_Brief_: Take every line from the material that has the word "REVOKE" in it.
:: Listed records ::
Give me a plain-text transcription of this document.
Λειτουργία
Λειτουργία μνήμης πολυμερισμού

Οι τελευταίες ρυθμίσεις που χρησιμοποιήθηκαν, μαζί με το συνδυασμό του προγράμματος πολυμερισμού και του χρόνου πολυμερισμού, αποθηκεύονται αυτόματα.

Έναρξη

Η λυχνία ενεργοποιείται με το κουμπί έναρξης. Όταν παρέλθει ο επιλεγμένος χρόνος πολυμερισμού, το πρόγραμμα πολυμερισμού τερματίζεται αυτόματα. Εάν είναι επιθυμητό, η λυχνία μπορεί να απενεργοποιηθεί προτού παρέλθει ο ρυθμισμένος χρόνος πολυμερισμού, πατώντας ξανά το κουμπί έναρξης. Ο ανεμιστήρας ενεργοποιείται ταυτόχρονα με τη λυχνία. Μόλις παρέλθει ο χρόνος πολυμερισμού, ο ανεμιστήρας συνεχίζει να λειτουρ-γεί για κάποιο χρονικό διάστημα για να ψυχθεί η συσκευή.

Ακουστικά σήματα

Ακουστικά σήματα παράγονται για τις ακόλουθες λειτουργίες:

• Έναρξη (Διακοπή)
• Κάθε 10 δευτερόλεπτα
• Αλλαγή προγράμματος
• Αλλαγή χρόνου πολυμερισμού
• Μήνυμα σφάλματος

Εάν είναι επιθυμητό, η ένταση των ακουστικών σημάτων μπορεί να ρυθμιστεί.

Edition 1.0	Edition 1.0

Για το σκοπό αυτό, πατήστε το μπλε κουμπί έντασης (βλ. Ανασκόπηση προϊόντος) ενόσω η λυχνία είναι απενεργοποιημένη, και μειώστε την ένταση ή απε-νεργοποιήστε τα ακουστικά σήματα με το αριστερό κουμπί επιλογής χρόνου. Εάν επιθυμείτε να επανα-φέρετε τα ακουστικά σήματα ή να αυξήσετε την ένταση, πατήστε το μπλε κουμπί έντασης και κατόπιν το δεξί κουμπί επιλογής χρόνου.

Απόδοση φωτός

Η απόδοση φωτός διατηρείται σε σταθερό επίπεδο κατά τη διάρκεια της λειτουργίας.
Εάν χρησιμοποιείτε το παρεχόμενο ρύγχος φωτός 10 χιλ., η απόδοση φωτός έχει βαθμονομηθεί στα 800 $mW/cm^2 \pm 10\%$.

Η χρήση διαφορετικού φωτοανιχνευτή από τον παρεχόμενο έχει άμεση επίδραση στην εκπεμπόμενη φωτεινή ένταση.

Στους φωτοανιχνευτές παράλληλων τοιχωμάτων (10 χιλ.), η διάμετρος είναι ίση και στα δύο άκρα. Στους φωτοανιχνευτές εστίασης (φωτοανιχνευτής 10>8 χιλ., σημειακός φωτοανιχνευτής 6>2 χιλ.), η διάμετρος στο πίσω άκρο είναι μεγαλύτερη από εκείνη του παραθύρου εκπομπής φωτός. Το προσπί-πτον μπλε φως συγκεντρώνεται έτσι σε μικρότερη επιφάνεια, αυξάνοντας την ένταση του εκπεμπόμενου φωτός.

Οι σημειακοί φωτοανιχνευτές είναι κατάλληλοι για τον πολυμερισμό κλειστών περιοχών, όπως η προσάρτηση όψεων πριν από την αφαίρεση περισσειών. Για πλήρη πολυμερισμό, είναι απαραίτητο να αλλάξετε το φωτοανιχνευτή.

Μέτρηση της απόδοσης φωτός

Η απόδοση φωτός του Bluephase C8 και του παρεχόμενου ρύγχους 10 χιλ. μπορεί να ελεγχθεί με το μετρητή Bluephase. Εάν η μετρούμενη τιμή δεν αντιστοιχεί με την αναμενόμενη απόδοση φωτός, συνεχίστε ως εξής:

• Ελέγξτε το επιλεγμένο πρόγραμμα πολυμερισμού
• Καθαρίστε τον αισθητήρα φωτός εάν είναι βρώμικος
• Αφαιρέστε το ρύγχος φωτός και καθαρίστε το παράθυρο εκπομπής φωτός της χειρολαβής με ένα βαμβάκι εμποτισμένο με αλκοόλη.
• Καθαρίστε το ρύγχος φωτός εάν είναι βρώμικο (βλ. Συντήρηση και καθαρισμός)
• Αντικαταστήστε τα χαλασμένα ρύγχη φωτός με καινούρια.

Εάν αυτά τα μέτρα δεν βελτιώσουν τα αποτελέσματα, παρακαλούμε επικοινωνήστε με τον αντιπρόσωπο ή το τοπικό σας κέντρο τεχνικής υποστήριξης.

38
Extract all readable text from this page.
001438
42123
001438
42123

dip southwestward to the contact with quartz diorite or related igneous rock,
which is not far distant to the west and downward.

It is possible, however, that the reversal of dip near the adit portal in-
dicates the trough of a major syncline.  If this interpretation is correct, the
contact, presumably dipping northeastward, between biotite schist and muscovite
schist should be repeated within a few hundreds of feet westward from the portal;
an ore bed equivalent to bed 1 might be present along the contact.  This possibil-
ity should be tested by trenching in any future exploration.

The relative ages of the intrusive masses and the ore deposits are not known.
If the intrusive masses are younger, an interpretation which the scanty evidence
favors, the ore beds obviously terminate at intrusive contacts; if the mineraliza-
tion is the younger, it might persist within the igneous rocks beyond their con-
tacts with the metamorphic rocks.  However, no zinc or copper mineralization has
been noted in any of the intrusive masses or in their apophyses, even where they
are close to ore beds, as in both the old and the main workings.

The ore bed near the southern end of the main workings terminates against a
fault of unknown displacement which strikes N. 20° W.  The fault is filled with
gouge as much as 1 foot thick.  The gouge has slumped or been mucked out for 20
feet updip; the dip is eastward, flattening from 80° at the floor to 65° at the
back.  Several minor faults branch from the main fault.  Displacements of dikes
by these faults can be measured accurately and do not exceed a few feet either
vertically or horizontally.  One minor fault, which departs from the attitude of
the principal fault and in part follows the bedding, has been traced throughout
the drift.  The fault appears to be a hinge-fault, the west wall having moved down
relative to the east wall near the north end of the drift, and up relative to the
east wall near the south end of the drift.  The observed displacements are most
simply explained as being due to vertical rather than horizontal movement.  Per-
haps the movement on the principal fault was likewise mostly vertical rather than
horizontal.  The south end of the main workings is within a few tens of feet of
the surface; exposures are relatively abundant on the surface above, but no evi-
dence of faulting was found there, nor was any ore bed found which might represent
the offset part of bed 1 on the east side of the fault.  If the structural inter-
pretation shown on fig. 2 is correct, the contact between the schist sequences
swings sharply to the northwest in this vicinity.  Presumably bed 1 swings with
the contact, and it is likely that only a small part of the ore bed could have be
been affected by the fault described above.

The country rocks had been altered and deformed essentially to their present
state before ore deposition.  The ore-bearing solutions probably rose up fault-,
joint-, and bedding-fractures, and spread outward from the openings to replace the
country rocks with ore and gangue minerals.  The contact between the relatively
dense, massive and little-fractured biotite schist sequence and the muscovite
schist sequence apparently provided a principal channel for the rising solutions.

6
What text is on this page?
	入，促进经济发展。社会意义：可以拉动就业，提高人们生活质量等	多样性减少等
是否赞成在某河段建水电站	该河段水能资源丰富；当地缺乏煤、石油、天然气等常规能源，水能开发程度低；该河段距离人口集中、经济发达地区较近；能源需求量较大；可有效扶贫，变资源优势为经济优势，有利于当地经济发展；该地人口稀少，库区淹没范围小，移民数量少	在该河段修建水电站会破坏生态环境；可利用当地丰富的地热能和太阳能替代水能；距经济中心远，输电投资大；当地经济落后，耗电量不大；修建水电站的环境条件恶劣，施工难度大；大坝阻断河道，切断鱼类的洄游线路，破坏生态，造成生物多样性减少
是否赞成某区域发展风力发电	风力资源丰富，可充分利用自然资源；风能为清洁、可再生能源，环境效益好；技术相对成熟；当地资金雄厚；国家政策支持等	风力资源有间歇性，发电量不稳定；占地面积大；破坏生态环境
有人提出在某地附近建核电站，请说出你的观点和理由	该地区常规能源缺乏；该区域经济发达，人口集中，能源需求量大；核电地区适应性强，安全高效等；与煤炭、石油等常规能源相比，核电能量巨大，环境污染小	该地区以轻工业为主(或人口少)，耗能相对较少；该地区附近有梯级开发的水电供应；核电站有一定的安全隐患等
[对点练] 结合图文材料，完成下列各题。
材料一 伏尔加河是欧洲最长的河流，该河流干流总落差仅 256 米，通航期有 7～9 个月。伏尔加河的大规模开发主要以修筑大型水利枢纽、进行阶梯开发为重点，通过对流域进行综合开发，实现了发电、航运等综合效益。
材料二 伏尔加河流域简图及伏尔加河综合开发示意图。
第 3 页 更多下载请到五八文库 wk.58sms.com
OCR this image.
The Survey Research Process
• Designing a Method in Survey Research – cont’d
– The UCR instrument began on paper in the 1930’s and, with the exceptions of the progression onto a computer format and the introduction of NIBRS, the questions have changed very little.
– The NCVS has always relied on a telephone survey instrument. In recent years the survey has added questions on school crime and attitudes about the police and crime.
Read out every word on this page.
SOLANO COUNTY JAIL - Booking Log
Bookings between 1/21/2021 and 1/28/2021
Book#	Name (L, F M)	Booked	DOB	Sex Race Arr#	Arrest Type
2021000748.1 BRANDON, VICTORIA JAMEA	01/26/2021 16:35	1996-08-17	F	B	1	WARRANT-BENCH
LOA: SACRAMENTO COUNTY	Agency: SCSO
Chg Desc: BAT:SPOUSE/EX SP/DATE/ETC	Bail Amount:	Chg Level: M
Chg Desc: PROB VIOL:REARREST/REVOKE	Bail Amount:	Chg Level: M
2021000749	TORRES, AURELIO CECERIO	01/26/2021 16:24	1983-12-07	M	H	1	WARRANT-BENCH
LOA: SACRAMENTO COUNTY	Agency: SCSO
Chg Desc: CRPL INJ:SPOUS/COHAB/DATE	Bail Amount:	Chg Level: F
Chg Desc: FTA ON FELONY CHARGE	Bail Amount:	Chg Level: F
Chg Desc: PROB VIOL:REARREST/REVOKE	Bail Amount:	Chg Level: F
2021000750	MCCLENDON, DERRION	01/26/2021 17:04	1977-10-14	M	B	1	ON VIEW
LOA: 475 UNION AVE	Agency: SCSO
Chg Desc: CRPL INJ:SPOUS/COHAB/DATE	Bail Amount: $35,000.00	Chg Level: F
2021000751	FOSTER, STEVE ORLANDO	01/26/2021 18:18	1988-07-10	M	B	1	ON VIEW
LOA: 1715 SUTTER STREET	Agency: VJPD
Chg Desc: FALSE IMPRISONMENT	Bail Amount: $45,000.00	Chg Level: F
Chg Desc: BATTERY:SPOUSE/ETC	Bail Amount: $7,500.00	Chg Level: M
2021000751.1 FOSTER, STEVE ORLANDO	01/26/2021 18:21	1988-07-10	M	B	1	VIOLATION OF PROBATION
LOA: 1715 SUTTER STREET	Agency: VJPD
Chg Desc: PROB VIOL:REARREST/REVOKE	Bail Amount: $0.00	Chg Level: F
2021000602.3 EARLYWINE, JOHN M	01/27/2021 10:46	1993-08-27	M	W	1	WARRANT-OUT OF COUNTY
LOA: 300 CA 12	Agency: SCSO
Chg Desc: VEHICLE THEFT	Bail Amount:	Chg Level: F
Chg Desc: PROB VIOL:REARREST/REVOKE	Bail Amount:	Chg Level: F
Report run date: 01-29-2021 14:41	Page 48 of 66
:::
_Exercise solution_:
Chg Desc: PROB VIOL:REARREST/REVOKE	Bail Amount:	Chg Level: M
Chg Desc: PROB VIOL:REARREST/REVOKE	Bail Amount:	Chg Level: F
Chg Desc: PROB VIOL:REARREST/REVOKE	Bail Amount: $0.00	Chg Level: F
Chg Desc: PROB VIOL:REARREST/REVOKE	Bail Amount:	Chg Level: F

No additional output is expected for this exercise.